Things to do:
[a] Answer these about the excerpt on pipeline infrastructure choices, one answer per line:
(i) How many Durable Objects are used per DAG run?
(ii) What file types make up a pipeline definition?
(iii) What three qualities make D1 the right fit for run history?
[b] Pick up the excerpt on pipeline infrastructure choices after its last sentence and continue it.

Text excerpt:
○ ○ ○ ○ ○ ○ ○
The alternative would be a custom orchestrator with retry + checkpoint logic — a substantial engineering effort that Workflows already does.

Durable Objects for per-DAG state

Each DAG run needs a single-writer state machine: which step is running, which steps have completed, which inputs are ready. Durable Objects give exactly that — one DO per DAG run, with strongly-consistent state, no sharding required. The alternative would be a centralised state DB with per-row locks — much more operational overhead.

R2 for definitions

Pipeline definitions are YAML + SQL files, stored together as a tree per pipeline. R2 is the obvious fit:

  • Cheap to store.
  • Versioned via R2 object versioning.
  • S3-compatible API for tooling.
  • No per-file metadata DB needed.

D1 for run history

Run history is relational metadata — runs, steps, outcomes, durations, errors. SQL queries over the history ("all failed runs in the last week", "average duration of step X") are natural. D1 is the right fit: relational, queryable, cheap.
○ ○ ○ ○ ○ ○ ○
Source data:
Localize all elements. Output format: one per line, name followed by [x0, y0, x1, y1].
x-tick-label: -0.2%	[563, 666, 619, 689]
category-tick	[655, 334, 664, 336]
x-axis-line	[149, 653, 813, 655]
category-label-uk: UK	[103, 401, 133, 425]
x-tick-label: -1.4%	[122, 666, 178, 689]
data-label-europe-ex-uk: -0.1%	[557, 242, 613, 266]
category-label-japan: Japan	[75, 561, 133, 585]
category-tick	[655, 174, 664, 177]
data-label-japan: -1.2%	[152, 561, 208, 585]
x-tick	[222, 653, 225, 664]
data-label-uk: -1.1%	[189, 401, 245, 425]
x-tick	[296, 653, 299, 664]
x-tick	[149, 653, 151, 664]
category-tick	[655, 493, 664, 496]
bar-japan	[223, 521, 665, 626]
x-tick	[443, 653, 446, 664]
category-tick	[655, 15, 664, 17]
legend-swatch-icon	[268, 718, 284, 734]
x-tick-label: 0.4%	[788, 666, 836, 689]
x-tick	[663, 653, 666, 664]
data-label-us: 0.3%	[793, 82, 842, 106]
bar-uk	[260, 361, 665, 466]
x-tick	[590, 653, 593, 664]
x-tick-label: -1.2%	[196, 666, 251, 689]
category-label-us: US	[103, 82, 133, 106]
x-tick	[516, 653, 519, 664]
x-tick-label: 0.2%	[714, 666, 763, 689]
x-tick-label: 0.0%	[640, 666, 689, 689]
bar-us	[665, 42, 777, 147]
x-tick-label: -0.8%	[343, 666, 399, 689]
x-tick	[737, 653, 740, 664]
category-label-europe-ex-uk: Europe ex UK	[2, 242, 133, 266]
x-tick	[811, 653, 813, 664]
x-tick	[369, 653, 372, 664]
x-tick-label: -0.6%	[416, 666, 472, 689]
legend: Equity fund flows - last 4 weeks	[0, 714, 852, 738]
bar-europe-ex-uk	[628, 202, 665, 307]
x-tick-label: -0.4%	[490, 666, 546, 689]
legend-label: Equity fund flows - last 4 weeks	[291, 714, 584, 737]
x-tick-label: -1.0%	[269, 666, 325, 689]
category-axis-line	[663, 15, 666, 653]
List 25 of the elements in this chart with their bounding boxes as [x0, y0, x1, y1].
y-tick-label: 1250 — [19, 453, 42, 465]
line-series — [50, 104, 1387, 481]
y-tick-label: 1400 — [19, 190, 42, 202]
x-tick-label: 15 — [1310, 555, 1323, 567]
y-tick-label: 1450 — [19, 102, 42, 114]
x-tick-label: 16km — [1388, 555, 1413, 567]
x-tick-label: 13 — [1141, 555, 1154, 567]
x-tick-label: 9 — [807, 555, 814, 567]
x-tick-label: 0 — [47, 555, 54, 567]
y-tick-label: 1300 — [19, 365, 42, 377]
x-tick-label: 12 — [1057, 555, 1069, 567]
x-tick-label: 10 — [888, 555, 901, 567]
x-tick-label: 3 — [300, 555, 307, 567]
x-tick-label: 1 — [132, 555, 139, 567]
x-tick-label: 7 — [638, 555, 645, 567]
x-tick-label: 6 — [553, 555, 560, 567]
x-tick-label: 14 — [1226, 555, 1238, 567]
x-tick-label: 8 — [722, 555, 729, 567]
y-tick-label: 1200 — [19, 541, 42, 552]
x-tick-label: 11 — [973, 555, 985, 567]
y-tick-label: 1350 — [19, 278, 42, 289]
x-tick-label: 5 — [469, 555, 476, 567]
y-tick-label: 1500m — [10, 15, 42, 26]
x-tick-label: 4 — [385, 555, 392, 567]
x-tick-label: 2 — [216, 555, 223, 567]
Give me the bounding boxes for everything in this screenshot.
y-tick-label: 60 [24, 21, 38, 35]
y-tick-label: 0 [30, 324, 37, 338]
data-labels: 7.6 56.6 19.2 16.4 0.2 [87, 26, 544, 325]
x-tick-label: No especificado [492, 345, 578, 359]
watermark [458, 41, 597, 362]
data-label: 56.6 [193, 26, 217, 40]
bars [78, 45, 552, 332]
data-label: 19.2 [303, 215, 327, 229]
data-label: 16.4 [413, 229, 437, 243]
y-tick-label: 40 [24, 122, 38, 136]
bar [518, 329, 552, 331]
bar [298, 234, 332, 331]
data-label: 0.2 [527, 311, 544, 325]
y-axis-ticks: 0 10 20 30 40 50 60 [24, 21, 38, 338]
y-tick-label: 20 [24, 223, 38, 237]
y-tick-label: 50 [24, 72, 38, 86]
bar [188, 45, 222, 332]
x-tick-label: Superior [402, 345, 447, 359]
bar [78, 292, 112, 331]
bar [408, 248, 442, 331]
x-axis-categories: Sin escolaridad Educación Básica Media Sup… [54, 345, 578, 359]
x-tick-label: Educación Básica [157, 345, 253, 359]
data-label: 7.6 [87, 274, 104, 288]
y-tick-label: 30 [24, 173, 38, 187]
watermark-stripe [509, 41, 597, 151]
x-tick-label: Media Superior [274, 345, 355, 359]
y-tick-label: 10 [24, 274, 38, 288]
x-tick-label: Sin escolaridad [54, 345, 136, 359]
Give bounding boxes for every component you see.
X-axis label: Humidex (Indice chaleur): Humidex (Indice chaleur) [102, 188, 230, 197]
○ ○ ○ ○ ○ ○ ○
Responses by item number:
[a]
(i) One
(ii) YAML and SQL files
(iii) It is relational, queryable, and cheap.

[b]
YAML frontmatter as the pipeline-author contract

"Users define a Directed Acyclic Graph (DAG) of SQL transformations with YAML frontmatter (target table, materialization mode, dependencies, schedule)."

Four named fields:

  • target_table — what the SQL produces.
  • materialization — full-replace / incremental / view / etc.
  • dependencies — upstream tables this node depends on.
  • schedule — cron-like trigger.

The DAG topology is inferred from the dependencies — pipeline authors don't draw a graph, they list each node's upstreams. Transformer compiles the DAG and runs it.

The .meta.json emission per node

The architecturally distinctive feature, repeatedly stressed in the source post:

"The Transformer pipeline emits per-node .meta.json documentation to DataHub on every successful run."

This makes the SQL itself the documentation source — the substrate of code as context for data agents. The structural property: never drifts from the SQL, because it's regenerated on every successful run.

Composes with default-closed governance

Tables produced by Transformer pipelines enter the Skimmer scan queue and become Lifeguard-allowlist-pending until reviewed (default-closed by default). Transformer is the production path for the data; the governance layer doesn't treat Transformer-produced tables specially — they go through the same review flow as imported tables.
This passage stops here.